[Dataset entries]
┌──

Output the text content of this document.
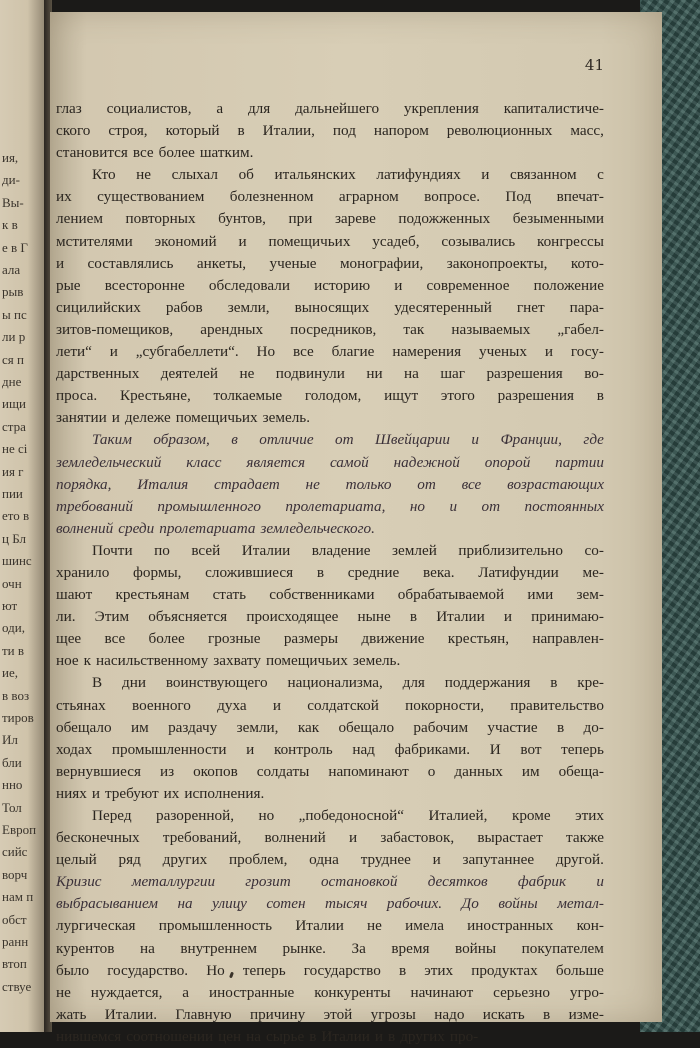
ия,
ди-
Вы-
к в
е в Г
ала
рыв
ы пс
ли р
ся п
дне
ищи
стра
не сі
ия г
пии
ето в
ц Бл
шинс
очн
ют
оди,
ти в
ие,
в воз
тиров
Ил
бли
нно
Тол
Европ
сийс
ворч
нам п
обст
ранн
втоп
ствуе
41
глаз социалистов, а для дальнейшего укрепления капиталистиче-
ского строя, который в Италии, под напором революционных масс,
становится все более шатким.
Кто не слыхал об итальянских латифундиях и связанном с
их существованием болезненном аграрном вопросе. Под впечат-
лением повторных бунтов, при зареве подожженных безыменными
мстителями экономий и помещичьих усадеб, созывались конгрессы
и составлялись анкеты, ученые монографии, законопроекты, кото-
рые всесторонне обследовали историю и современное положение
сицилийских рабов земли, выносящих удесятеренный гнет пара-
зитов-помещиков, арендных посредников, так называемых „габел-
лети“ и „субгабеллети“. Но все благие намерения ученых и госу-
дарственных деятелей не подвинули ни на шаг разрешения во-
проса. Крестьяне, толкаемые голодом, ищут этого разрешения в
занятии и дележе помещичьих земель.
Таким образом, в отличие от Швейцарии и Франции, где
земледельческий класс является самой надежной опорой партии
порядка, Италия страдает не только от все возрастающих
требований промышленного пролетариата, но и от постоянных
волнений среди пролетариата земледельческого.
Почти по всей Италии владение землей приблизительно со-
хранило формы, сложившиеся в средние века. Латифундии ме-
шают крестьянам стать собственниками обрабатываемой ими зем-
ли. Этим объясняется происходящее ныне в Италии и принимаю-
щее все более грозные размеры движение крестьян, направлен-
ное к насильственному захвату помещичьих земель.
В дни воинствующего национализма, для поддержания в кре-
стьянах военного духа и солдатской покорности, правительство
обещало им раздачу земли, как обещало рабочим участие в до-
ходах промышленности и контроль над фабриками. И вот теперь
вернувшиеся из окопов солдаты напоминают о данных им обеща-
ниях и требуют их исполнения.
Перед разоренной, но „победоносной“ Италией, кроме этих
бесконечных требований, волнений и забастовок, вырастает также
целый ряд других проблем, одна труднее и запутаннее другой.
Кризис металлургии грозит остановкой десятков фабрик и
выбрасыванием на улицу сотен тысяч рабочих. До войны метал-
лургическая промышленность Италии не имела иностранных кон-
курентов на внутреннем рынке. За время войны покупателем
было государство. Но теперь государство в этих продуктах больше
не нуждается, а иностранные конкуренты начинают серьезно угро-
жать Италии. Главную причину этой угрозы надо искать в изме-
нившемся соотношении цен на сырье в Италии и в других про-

└──
┌──

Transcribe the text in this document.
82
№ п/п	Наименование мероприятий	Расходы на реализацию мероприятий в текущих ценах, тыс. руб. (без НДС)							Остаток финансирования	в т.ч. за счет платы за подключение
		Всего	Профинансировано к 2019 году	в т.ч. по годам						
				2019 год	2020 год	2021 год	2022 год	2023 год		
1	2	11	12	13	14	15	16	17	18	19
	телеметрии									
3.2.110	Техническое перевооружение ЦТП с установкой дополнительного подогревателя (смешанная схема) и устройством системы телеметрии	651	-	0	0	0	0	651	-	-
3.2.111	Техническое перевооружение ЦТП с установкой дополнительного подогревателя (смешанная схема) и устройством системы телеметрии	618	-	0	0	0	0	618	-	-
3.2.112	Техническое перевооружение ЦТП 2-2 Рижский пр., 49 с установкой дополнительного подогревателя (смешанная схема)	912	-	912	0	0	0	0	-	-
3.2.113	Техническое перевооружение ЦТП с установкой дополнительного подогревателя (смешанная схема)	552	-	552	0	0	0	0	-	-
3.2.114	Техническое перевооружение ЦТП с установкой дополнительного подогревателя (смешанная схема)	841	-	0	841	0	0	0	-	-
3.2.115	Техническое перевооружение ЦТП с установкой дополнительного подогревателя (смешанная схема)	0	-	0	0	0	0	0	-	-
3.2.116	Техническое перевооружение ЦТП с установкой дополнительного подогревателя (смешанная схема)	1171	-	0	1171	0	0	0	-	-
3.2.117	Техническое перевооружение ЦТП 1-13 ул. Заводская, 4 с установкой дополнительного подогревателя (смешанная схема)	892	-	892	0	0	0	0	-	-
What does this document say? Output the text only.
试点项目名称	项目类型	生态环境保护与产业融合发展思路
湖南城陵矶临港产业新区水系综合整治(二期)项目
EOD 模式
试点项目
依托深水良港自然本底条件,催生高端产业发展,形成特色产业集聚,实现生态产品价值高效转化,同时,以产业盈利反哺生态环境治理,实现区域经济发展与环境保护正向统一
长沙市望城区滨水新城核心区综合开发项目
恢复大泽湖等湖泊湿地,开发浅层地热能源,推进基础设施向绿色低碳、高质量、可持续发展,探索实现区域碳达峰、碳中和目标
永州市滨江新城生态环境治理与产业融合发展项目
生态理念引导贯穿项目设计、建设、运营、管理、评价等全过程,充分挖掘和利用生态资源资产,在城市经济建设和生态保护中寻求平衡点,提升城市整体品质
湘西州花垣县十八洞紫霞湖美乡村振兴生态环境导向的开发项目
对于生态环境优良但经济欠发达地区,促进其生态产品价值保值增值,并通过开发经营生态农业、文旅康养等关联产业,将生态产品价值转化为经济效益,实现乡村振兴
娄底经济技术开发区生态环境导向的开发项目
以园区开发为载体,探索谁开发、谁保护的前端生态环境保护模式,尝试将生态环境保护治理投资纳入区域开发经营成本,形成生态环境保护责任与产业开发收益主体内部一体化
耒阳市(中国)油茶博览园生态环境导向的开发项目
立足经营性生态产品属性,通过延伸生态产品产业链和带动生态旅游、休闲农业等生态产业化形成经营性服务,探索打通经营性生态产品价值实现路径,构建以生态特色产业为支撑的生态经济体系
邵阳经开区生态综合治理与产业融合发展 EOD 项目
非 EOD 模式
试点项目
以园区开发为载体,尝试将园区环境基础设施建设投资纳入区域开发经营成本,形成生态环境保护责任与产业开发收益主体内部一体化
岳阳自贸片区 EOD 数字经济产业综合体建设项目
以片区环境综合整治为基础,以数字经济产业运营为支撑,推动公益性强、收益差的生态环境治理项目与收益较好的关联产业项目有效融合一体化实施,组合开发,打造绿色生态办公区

└──
┌──

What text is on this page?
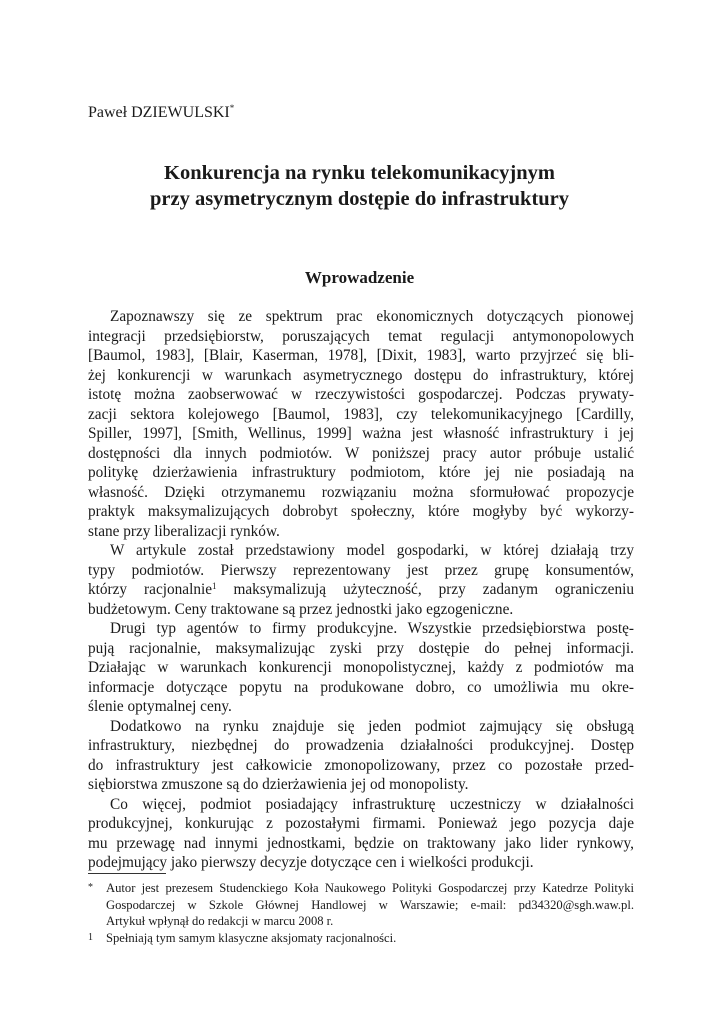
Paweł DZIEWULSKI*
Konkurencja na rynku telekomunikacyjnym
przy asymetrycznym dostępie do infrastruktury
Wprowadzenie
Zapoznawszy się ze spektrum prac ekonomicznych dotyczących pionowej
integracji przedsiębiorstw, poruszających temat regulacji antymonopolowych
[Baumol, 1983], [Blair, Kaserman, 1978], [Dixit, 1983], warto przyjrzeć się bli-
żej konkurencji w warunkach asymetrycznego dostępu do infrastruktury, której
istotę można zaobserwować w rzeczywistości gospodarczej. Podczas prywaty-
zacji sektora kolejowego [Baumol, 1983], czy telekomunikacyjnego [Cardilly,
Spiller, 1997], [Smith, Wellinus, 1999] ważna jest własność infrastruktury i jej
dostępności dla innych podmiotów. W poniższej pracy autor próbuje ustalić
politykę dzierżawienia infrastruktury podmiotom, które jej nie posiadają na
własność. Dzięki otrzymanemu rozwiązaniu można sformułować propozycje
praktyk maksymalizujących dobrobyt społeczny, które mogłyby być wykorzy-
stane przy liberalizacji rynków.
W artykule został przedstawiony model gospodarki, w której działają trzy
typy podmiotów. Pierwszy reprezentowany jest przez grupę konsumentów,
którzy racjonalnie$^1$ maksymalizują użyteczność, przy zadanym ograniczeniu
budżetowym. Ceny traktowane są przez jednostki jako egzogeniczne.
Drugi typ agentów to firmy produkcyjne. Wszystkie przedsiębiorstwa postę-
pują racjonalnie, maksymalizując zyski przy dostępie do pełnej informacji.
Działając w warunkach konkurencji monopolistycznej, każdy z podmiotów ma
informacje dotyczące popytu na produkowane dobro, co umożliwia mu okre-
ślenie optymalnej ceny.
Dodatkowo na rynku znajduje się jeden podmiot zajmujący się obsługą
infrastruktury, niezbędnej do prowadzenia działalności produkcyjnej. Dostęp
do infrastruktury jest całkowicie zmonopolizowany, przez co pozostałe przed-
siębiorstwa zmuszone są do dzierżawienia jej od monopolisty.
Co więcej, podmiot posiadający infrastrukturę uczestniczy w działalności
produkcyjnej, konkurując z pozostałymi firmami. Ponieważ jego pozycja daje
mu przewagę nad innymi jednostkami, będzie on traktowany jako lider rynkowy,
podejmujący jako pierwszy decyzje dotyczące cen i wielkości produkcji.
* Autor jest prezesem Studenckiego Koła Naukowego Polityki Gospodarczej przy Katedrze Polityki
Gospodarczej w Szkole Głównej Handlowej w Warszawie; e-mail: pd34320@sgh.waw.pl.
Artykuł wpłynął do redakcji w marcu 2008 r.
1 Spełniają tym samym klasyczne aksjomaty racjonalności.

└──

[Goal]
Your task is to gather every line with the word "text" and copy it.

[Completed exercise]
Output the text content of this document.
Transcribe the text in this document.
What does this document say? Output the text only.
What text is on this page?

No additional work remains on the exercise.